Collection entries
[start]

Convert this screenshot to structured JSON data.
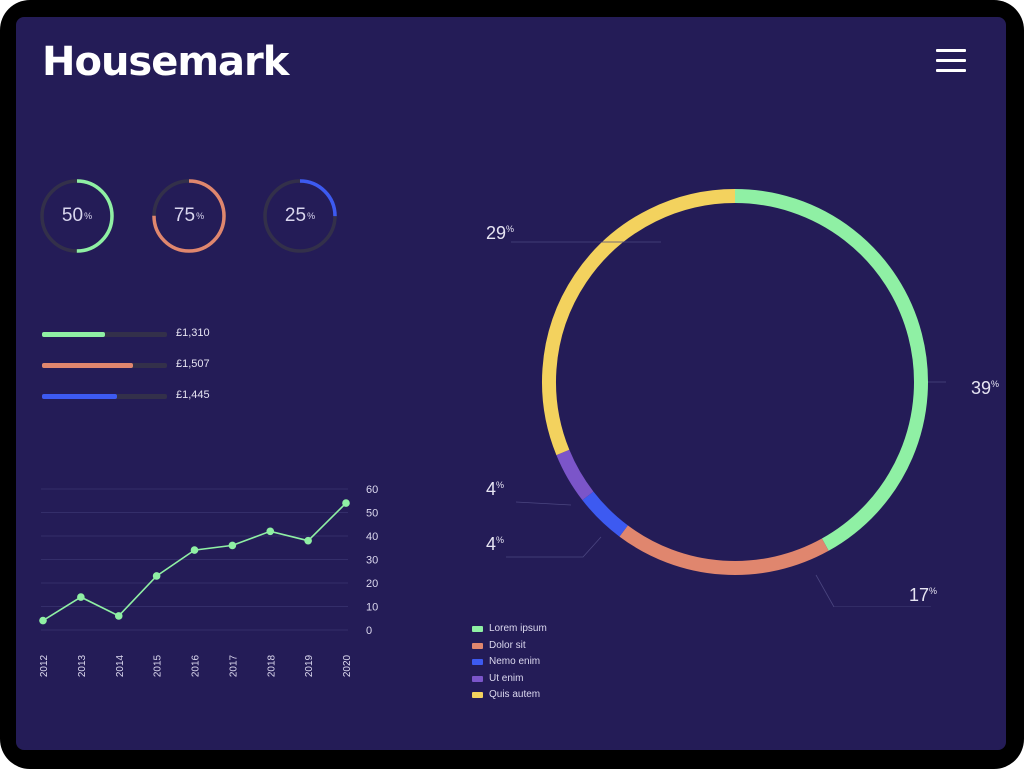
{
  "header": {
    "logo_text": "Housemark",
    "menu_icon": "hamburger-menu-icon"
  },
  "colors": {
    "background": "#241c57",
    "track": "#33304a",
    "green": "#8ff0a4",
    "salmon": "#e0866e",
    "blue": "#3d5af1",
    "purple": "#7b55c9",
    "yellow": "#f3d25e"
  },
  "rings": [
    {
      "value": 50,
      "unit": "%",
      "color": "#8ff0a4"
    },
    {
      "value": 75,
      "unit": "%",
      "color": "#e0866e"
    },
    {
      "value": 25,
      "unit": "%",
      "color": "#3d5af1"
    }
  ],
  "bars": [
    {
      "fill": 0.5,
      "label": "£1,310",
      "color": "#8ff0a4"
    },
    {
      "fill": 0.73,
      "label": "£1,507",
      "color": "#e0866e"
    },
    {
      "fill": 0.6,
      "label": "£1,445",
      "color": "#3d5af1"
    }
  ],
  "chart_data": [
    {
      "type": "line",
      "x": [
        "2012",
        "2013",
        "2014",
        "2015",
        "2016",
        "2017",
        "2018",
        "2019",
        "2020"
      ],
      "series": [
        {
          "values": [
            4,
            14,
            6,
            23,
            34,
            36,
            42,
            38,
            54
          ],
          "color": "#8ff0a4"
        }
      ],
      "ylim": [
        0,
        60
      ],
      "yticks": [
        "0",
        "10",
        "20",
        "30",
        "40",
        "50",
        "60"
      ],
      "y_axis_side": "right",
      "grid": true
    },
    {
      "type": "pie",
      "style": "donut",
      "slices": [
        {
          "label": "Lorem ipsum",
          "value": 39,
          "display": "39",
          "color": "#8ff0a4"
        },
        {
          "label": "Dolor sit",
          "value": 17,
          "display": "17",
          "color": "#e0866e"
        },
        {
          "label": "Nemo enim",
          "value": 4,
          "display": "4",
          "color": "#3d5af1"
        },
        {
          "label": "Ut enim",
          "value": 4,
          "display": "4",
          "color": "#7b55c9"
        },
        {
          "label": "Quis autem",
          "value": 29,
          "display": "29",
          "color": "#f3d25e"
        }
      ],
      "unit": "%",
      "legend_position": "bottom-left"
    }
  ]
}
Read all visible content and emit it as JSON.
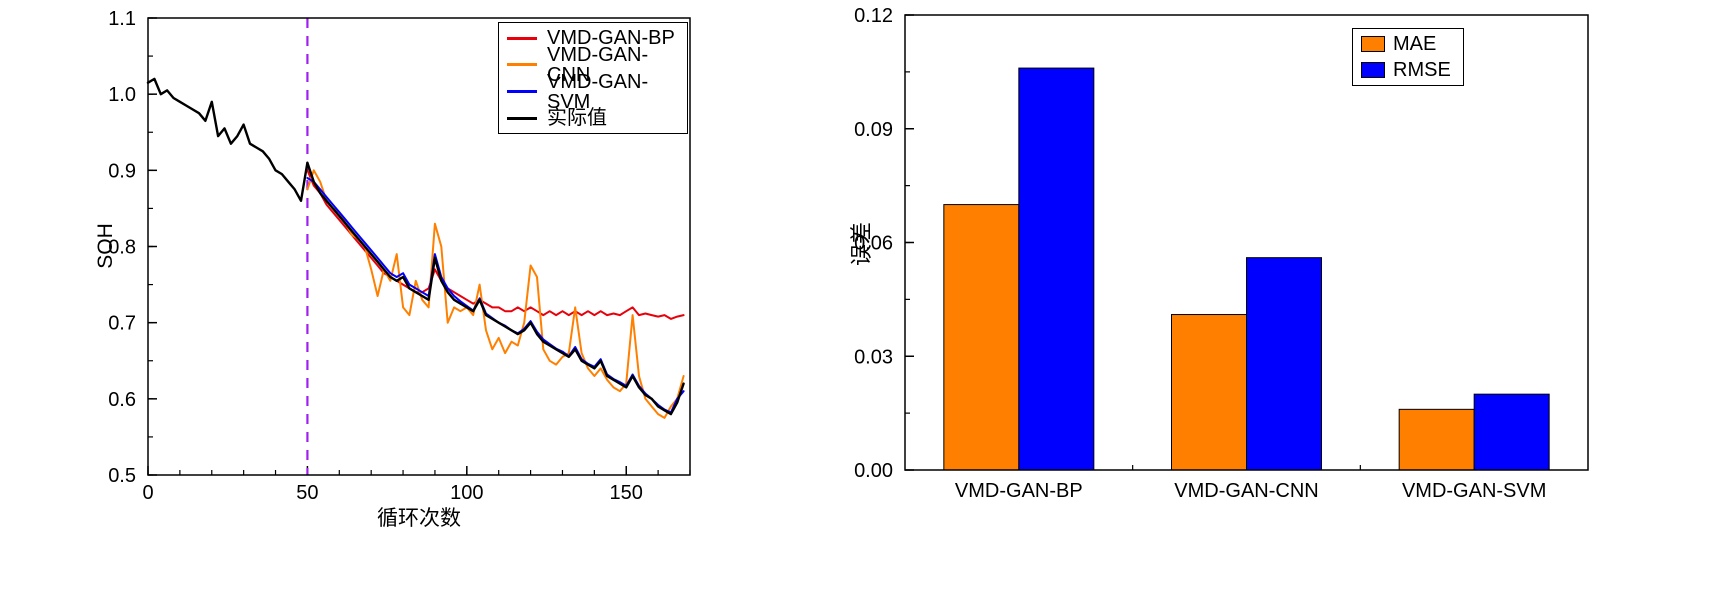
{
  "figure": {
    "background": "#ffffff"
  },
  "chart_data": [
    {
      "type": "line",
      "title": "",
      "xlabel": "循环次数",
      "ylabel": "SOH",
      "xlim": [
        0,
        170
      ],
      "ylim": [
        0.5,
        1.1
      ],
      "xticks": [
        "0",
        "50",
        "100",
        "150"
      ],
      "yticks": [
        "0.5",
        "0.6",
        "0.7",
        "0.8",
        "0.9",
        "1.0",
        "1.1"
      ],
      "x_minor_step": 10,
      "y_minor_step": 0.05,
      "grid": false,
      "legend_position": "top-right",
      "annotations": [
        {
          "type": "vline",
          "x": 50,
          "color": "#A020F0",
          "style": "dashed"
        }
      ],
      "series": [
        {
          "name": "VMD-GAN-BP",
          "color": "#E8000B",
          "x_start": 50,
          "x_step": 2,
          "y": [
            0.9,
            0.88,
            0.87,
            0.855,
            0.845,
            0.835,
            0.825,
            0.815,
            0.805,
            0.795,
            0.785,
            0.775,
            0.765,
            0.76,
            0.755,
            0.75,
            0.745,
            0.74,
            0.74,
            0.745,
            0.77,
            0.755,
            0.745,
            0.74,
            0.735,
            0.73,
            0.725,
            0.73,
            0.725,
            0.72,
            0.72,
            0.715,
            0.715,
            0.72,
            0.715,
            0.72,
            0.715,
            0.71,
            0.715,
            0.71,
            0.715,
            0.71,
            0.715,
            0.71,
            0.715,
            0.71,
            0.715,
            0.71,
            0.712,
            0.71,
            0.715,
            0.72,
            0.71,
            0.712,
            0.71,
            0.708,
            0.71,
            0.705,
            0.708,
            0.71
          ]
        },
        {
          "name": "VMD-GAN-CNN",
          "color": "#FF8000",
          "x_start": 50,
          "x_step": 2,
          "y": [
            0.875,
            0.9,
            0.885,
            0.86,
            0.85,
            0.845,
            0.83,
            0.815,
            0.81,
            0.8,
            0.77,
            0.735,
            0.77,
            0.755,
            0.79,
            0.72,
            0.71,
            0.755,
            0.73,
            0.72,
            0.83,
            0.8,
            0.7,
            0.72,
            0.715,
            0.72,
            0.71,
            0.75,
            0.69,
            0.665,
            0.68,
            0.66,
            0.675,
            0.67,
            0.7,
            0.775,
            0.76,
            0.665,
            0.65,
            0.645,
            0.655,
            0.66,
            0.72,
            0.66,
            0.64,
            0.63,
            0.64,
            0.625,
            0.615,
            0.61,
            0.62,
            0.71,
            0.63,
            0.6,
            0.59,
            0.58,
            0.575,
            0.59,
            0.6,
            0.63
          ]
        },
        {
          "name": "VMD-GAN-SVM",
          "color": "#0000FF",
          "x_start": 50,
          "x_step": 2,
          "y": [
            0.89,
            0.885,
            0.875,
            0.865,
            0.855,
            0.845,
            0.835,
            0.825,
            0.815,
            0.805,
            0.795,
            0.785,
            0.775,
            0.765,
            0.76,
            0.765,
            0.75,
            0.745,
            0.74,
            0.735,
            0.79,
            0.76,
            0.745,
            0.735,
            0.728,
            0.722,
            0.716,
            0.732,
            0.712,
            0.706,
            0.7,
            0.696,
            0.69,
            0.686,
            0.692,
            0.702,
            0.688,
            0.678,
            0.672,
            0.666,
            0.662,
            0.656,
            0.668,
            0.652,
            0.646,
            0.642,
            0.652,
            0.632,
            0.626,
            0.622,
            0.617,
            0.632,
            0.617,
            0.607,
            0.6,
            0.592,
            0.586,
            0.582,
            0.6,
            0.61
          ]
        },
        {
          "name": "实际值",
          "color": "#000000",
          "x_start": 0,
          "x_step": 2,
          "y": [
            1.015,
            1.02,
            1.0,
            1.005,
            0.995,
            0.99,
            0.985,
            0.98,
            0.975,
            0.965,
            0.99,
            0.945,
            0.955,
            0.935,
            0.945,
            0.96,
            0.935,
            0.93,
            0.925,
            0.915,
            0.9,
            0.895,
            0.885,
            0.875,
            0.86,
            0.91,
            0.885,
            0.87,
            0.86,
            0.85,
            0.84,
            0.83,
            0.82,
            0.81,
            0.8,
            0.79,
            0.78,
            0.77,
            0.76,
            0.755,
            0.76,
            0.745,
            0.74,
            0.735,
            0.73,
            0.785,
            0.755,
            0.74,
            0.73,
            0.725,
            0.72,
            0.715,
            0.73,
            0.71,
            0.705,
            0.7,
            0.695,
            0.69,
            0.685,
            0.69,
            0.7,
            0.685,
            0.675,
            0.67,
            0.665,
            0.66,
            0.655,
            0.665,
            0.65,
            0.645,
            0.64,
            0.65,
            0.63,
            0.625,
            0.62,
            0.615,
            0.63,
            0.615,
            0.605,
            0.6,
            0.59,
            0.585,
            0.58,
            0.595,
            0.62
          ]
        }
      ]
    },
    {
      "type": "bar",
      "title": "",
      "xlabel": "",
      "ylabel": "误差",
      "categories": [
        "VMD-GAN-BP",
        "VMD-GAN-CNN",
        "VMD-GAN-SVM"
      ],
      "ylim": [
        0,
        0.12
      ],
      "yticks": [
        "0.00",
        "0.03",
        "0.06",
        "0.09",
        "0.12"
      ],
      "y_minor_step": 0.015,
      "grid": false,
      "legend_position": "top-right",
      "series": [
        {
          "name": "MAE",
          "color": "#FF8000",
          "values": [
            0.07,
            0.041,
            0.016
          ]
        },
        {
          "name": "RMSE",
          "color": "#0000FF",
          "values": [
            0.106,
            0.056,
            0.02
          ]
        }
      ]
    }
  ]
}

[end]

EXERCISE>
Track down every line of the material containing the string "JSON", and copy it.

WRITTEN RESPONSE>
Convert this screenshot to structured JSON data.
Read all visible content and emit it as JSON.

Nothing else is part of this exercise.